(Records contained in a dataset)
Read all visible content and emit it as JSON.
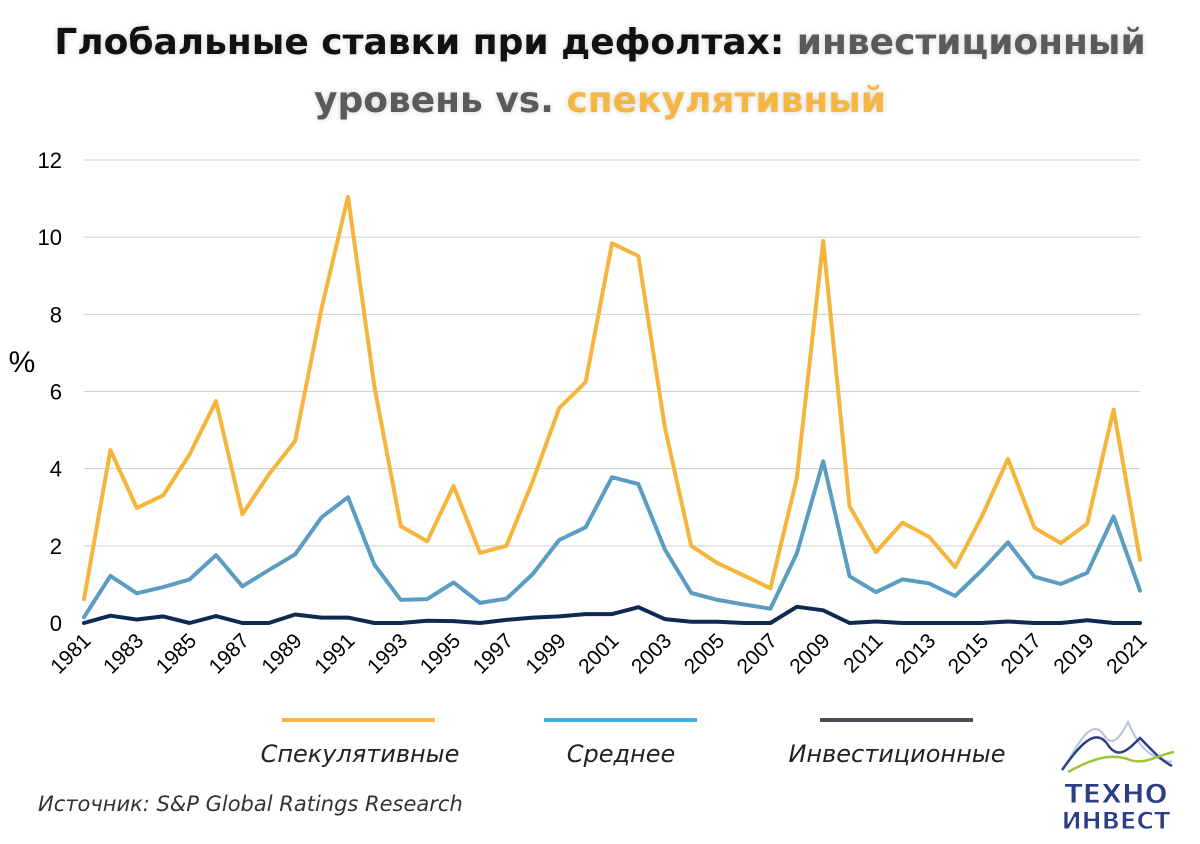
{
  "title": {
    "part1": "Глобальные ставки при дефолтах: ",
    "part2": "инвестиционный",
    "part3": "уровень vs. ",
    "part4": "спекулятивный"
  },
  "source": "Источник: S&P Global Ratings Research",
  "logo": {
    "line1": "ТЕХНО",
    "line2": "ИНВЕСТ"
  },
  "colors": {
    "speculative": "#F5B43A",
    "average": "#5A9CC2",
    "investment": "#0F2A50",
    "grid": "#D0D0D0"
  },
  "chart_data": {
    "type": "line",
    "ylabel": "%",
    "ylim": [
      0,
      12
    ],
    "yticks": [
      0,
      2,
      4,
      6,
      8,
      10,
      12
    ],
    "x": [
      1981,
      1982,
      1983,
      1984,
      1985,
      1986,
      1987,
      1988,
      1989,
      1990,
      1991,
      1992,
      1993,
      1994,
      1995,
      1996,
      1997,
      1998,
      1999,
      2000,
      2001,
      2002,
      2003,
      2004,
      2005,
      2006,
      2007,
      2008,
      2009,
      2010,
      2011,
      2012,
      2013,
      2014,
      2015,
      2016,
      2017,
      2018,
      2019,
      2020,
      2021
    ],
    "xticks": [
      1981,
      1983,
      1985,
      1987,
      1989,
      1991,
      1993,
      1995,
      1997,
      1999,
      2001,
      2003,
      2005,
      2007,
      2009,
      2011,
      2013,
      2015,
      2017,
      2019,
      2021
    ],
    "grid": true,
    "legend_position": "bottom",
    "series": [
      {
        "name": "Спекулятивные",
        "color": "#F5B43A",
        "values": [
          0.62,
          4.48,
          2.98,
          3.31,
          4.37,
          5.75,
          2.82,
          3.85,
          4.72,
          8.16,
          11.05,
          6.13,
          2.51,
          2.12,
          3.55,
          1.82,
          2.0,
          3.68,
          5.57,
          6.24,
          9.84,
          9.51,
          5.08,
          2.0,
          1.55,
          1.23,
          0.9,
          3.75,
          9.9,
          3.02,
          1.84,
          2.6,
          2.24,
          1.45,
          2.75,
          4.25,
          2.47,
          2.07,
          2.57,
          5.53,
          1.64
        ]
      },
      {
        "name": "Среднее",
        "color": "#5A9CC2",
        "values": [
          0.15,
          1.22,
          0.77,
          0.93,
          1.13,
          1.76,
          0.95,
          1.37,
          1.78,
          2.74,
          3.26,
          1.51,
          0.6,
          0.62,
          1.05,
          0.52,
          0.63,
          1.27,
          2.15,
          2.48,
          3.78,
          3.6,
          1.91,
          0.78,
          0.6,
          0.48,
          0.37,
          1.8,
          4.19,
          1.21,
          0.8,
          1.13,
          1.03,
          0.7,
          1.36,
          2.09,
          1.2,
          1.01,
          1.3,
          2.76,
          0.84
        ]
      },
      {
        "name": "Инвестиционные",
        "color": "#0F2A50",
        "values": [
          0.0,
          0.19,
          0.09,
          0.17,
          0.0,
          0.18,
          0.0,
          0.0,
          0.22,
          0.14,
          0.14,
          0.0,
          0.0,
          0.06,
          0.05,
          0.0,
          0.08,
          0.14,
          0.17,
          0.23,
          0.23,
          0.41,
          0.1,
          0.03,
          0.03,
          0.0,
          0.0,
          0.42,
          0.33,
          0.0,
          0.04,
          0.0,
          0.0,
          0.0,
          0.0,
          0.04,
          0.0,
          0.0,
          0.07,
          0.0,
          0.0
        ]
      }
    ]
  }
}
---
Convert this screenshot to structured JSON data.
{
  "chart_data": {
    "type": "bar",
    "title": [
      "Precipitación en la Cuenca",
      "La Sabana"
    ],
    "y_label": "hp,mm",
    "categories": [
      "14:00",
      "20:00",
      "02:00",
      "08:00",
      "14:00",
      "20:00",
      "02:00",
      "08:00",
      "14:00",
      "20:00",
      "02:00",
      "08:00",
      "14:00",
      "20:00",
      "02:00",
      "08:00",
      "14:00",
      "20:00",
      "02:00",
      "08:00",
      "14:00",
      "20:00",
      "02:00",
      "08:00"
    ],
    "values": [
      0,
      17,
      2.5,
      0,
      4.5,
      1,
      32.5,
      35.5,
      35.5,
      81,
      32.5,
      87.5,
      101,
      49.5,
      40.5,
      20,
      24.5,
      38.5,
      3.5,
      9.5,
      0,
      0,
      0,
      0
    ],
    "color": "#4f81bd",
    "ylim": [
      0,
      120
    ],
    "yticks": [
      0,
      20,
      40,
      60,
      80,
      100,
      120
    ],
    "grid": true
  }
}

• [Exercise requirements] Go through the listing above and list every line that has the word "JSON".

• [Task output]
Read all visible content and emit it as JSON.
Convert this screenshot to structured JSON data.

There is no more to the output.